Problem description:
Write out all of the data exactly as it appears.

################

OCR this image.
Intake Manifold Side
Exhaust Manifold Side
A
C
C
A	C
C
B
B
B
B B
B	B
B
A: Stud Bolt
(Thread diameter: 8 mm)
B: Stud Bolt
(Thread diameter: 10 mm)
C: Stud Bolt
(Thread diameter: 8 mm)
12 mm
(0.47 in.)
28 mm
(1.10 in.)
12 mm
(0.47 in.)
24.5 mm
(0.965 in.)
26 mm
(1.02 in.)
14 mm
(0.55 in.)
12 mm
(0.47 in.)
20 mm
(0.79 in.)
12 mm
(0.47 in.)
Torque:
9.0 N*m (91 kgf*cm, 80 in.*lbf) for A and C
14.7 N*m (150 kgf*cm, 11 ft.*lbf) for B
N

################

Finished task:
OCR this image.
Intake Manifold Side
Exhaust Manifold Side
A
C
C
A	C
C
B
B
B
B B
B	B
B
A: Stud Bolt
(Thread diameter: 8 mm)
B: Stud Bolt
(Thread diameter: 10 mm)
C: Stud Bolt
(Thread diameter: 8 mm)
12 mm
(0.47 in.)
28 mm
(1.10 in.)
12 mm
(0.47 in.)
24.5 mm
(0.965 in.)
26 mm
(1.02 in.)
14 mm
(0.55 in.)
12 mm
(0.47 in.)
20 mm
(0.79 in.)
12 mm
(0.47 in.)
Torque:
9.0 N*m (91 kgf*cm, 80 in.*lbf) for A and C
14.7 N*m (150 kgf*cm, 11 ft.*lbf) for B
N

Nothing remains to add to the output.